**INPUT:**
....................
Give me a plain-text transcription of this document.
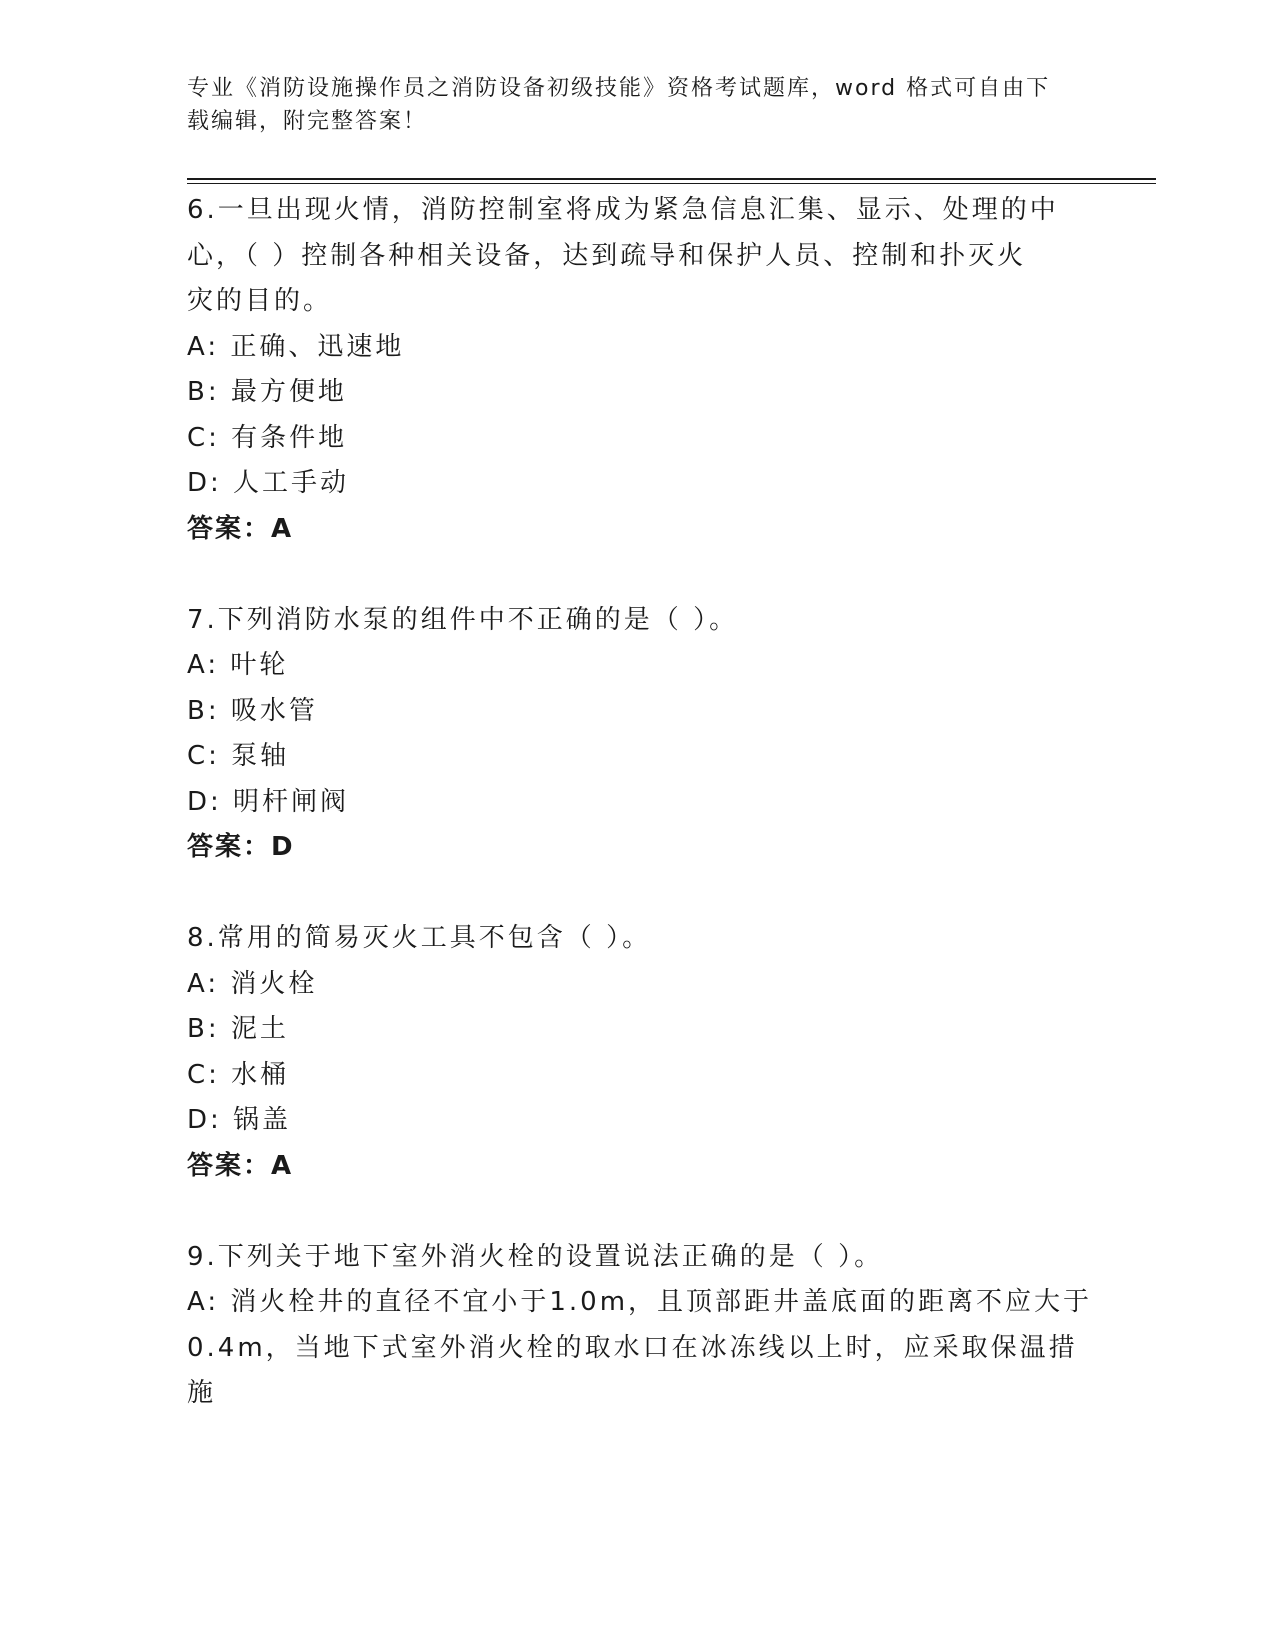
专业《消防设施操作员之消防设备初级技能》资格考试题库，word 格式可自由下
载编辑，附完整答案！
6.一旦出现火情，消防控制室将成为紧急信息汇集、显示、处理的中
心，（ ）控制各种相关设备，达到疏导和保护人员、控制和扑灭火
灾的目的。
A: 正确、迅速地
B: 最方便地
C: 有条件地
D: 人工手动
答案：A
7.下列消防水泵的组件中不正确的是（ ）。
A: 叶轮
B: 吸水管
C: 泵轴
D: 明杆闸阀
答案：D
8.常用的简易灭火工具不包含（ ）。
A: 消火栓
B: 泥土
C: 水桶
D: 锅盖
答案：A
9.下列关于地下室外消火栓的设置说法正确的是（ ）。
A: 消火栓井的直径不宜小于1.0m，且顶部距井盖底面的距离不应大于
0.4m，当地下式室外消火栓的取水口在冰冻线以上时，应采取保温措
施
....................
**DESCRIPTION OF THE TASK:** Make an exact reproduction of the listing above, without any pictures.

**RESULT:**
Give me a plain-text transcription of this document.
专业《消防设施操作员之消防设备初级技能》资格考试题库，word 格式可自由下
载编辑，附完整答案！
6.一旦出现火情，消防控制室将成为紧急信息汇集、显示、处理的中
心，（ ）控制各种相关设备，达到疏导和保护人员、控制和扑灭火
灾的目的。
A: 正确、迅速地
B: 最方便地
C: 有条件地
D: 人工手动
答案：A
7.下列消防水泵的组件中不正确的是（ ）。
A: 叶轮
B: 吸水管
C: 泵轴
D: 明杆闸阀
答案：D
8.常用的简易灭火工具不包含（ ）。
A: 消火栓
B: 泥土
C: 水桶
D: 锅盖
答案：A
9.下列关于地下室外消火栓的设置说法正确的是（ ）。
A: 消火栓井的直径不宜小于1.0m，且顶部距井盖底面的距离不应大于
0.4m，当地下式室外消火栓的取水口在冰冻线以上时，应采取保温措
施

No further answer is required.